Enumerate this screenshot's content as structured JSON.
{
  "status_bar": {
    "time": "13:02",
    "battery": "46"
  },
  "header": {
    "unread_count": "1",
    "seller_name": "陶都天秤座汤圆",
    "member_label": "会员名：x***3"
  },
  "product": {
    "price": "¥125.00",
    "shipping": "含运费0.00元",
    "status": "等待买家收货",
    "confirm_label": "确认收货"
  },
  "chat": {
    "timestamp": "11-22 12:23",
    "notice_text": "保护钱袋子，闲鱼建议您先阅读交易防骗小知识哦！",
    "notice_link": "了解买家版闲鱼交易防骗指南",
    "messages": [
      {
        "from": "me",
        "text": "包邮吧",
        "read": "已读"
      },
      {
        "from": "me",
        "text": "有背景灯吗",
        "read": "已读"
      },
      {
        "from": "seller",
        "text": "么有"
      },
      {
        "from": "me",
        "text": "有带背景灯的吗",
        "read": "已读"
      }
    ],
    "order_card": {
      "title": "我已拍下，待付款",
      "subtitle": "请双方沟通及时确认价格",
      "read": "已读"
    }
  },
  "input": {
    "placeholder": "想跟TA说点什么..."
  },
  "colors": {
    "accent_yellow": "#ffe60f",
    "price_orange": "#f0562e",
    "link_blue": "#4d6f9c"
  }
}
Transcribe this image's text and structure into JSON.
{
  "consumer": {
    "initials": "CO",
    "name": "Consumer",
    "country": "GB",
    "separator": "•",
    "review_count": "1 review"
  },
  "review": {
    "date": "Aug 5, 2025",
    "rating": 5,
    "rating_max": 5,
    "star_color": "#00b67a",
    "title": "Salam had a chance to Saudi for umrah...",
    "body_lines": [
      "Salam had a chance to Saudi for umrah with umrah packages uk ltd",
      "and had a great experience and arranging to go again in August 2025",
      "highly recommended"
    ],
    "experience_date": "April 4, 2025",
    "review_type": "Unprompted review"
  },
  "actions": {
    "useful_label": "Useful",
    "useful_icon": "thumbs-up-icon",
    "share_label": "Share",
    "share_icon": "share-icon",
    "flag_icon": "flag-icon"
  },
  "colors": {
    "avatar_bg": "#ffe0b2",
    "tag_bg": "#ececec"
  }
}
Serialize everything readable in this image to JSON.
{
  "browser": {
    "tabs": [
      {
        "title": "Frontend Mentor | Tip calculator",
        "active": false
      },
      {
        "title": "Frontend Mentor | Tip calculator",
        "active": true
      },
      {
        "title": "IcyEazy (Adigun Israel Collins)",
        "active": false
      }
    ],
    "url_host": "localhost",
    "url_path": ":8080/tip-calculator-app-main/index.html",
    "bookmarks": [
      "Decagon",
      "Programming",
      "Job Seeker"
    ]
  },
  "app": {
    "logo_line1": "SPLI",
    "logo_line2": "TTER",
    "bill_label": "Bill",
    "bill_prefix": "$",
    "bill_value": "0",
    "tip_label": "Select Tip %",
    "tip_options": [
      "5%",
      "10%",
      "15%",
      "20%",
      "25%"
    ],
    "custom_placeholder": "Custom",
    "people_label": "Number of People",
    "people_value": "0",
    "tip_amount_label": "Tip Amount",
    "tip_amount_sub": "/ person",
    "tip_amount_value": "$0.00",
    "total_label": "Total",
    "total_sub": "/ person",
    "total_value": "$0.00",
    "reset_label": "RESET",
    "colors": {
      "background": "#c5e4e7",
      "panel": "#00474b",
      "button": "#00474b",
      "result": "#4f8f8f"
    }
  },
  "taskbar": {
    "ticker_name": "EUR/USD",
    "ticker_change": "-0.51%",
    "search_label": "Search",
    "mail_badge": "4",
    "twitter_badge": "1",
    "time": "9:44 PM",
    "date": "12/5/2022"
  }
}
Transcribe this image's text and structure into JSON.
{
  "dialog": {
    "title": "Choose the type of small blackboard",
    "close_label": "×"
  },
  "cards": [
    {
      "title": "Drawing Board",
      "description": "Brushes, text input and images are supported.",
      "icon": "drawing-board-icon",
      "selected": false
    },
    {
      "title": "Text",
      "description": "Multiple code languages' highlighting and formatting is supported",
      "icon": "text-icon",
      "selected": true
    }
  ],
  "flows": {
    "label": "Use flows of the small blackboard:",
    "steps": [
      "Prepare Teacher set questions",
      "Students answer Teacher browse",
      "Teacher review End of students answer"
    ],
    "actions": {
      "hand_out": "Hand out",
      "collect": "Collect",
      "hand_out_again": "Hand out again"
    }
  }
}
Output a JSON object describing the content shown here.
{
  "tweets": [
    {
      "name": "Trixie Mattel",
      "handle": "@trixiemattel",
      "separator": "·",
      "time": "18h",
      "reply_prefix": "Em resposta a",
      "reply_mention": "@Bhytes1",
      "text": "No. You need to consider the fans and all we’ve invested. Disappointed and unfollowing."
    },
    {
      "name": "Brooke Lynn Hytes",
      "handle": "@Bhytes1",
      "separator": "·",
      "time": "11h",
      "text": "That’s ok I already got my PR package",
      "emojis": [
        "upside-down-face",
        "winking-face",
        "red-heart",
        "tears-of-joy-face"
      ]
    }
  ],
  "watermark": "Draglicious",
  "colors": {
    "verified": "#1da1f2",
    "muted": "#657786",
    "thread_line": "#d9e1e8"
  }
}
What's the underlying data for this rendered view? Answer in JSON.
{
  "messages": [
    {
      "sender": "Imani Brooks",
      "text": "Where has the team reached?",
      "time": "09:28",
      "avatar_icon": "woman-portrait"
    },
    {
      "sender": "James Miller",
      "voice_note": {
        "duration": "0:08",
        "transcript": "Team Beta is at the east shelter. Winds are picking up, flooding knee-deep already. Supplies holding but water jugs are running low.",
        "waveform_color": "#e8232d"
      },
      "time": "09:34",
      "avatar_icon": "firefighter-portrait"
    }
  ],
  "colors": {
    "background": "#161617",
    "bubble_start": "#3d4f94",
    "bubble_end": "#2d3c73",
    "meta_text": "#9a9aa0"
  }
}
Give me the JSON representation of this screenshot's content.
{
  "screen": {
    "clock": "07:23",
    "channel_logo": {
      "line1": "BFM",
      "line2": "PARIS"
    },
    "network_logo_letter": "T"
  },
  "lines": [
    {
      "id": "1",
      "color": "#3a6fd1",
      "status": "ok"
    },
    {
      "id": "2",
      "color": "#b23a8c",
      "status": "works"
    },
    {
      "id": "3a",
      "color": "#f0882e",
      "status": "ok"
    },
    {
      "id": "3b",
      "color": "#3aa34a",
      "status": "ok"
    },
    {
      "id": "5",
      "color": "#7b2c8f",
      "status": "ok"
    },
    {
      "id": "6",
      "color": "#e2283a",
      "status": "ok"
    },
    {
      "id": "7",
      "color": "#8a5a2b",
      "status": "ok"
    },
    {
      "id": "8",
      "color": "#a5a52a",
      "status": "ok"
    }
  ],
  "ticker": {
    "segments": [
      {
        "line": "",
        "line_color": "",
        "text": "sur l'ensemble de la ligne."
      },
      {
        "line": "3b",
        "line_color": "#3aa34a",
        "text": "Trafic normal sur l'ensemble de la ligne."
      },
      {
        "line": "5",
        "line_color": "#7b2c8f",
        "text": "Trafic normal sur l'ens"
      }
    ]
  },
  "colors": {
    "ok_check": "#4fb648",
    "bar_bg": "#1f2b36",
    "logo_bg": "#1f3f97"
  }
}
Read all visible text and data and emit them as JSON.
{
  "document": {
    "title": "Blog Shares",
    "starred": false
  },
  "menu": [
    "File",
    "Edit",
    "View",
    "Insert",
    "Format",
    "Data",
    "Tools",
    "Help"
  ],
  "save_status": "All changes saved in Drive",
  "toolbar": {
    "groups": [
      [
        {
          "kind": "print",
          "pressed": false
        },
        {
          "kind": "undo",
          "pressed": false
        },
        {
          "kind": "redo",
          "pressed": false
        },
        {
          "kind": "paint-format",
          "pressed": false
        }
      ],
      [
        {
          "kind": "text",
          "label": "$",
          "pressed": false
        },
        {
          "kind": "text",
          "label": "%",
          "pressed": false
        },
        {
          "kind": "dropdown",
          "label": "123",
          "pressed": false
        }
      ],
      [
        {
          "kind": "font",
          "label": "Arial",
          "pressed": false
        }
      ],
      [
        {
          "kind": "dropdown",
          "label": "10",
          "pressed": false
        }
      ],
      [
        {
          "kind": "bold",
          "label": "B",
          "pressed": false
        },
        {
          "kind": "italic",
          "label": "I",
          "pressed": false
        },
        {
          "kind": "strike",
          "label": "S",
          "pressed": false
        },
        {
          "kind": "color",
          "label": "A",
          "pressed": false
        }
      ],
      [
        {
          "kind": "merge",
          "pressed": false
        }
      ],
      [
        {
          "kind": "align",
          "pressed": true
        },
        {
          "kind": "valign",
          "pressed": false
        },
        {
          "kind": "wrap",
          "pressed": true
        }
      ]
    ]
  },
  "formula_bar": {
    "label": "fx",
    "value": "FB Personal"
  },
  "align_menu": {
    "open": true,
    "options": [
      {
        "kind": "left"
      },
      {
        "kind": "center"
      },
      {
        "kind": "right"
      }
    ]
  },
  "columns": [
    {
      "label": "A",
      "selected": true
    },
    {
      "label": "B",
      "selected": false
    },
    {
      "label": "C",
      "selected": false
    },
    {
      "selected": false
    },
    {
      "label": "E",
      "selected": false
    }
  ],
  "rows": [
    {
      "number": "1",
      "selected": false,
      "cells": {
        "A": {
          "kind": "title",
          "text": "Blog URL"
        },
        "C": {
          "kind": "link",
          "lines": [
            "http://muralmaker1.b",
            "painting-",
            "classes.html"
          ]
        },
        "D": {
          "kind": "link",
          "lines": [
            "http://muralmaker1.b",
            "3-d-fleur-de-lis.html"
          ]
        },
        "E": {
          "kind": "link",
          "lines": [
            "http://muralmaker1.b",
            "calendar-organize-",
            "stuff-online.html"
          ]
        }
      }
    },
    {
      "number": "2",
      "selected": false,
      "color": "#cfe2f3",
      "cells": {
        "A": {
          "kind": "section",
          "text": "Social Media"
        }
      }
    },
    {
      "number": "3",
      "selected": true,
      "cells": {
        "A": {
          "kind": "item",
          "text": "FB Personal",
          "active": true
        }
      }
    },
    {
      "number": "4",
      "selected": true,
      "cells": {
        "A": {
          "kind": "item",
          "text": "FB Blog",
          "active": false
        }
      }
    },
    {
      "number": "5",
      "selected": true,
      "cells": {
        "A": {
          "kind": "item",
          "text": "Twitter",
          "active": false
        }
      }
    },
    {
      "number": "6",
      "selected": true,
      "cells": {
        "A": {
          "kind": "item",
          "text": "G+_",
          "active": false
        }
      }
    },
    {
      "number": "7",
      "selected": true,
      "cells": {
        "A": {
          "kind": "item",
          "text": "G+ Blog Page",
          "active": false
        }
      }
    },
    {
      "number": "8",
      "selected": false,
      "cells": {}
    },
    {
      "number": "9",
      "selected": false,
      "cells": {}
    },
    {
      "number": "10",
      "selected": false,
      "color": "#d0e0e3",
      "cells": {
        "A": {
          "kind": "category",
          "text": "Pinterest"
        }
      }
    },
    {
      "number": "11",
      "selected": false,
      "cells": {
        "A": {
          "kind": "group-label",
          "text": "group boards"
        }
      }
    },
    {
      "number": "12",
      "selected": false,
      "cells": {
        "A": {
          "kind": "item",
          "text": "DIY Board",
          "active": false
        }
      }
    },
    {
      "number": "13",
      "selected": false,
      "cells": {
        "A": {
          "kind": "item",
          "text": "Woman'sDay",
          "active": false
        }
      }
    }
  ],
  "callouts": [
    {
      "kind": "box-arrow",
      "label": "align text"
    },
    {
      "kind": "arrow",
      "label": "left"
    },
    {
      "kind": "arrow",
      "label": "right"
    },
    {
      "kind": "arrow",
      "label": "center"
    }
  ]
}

^^^^

Instruction » Each line containing the word "sender" counts once; say how many such lines there are, giving only the number.

Solution for this task » 2